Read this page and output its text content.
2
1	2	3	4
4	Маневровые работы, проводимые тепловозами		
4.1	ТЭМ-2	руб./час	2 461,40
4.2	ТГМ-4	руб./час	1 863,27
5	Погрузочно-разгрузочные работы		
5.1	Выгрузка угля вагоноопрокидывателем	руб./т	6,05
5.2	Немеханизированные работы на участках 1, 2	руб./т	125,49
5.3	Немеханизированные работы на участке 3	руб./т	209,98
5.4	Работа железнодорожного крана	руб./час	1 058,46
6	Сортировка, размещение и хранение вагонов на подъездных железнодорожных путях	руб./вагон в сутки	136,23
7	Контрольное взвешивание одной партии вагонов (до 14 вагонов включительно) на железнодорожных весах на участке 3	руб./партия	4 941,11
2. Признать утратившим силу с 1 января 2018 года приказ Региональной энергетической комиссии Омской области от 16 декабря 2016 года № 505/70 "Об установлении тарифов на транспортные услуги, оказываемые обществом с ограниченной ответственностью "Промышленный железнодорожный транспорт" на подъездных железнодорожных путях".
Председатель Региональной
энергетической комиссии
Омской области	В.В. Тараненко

────────────────────

# [STATED GOAL]
Write out the full listing exactly as given.

# [TASK RESPONSE]
Read this page and output its text content.
2
1	2	3	4
4	Маневровые работы, проводимые тепловозами		
4.1	ТЭМ-2	руб./час	2 461,40
4.2	ТГМ-4	руб./час	1 863,27
5	Погрузочно-разгрузочные работы		
5.1	Выгрузка угля вагоноопрокидывателем	руб./т	6,05
5.2	Немеханизированные работы на участках 1, 2	руб./т	125,49
5.3	Немеханизированные работы на участке 3	руб./т	209,98
5.4	Работа железнодорожного крана	руб./час	1 058,46
6	Сортировка, размещение и хранение вагонов на подъездных железнодорожных путях	руб./вагон в сутки	136,23
7	Контрольное взвешивание одной партии вагонов (до 14 вагонов включительно) на железнодорожных весах на участке 3	руб./партия	4 941,11
2. Признать утратившим силу с 1 января 2018 года приказ Региональной энергетической комиссии Омской области от 16 декабря 2016 года № 505/70 "Об установлении тарифов на транспортные услуги, оказываемые обществом с ограниченной ответственностью "Промышленный железнодорожный транспорт" на подъездных железнодорожных путях".
Председатель Региональной
энергетической комиссии
Омской области	В.В. Тараненко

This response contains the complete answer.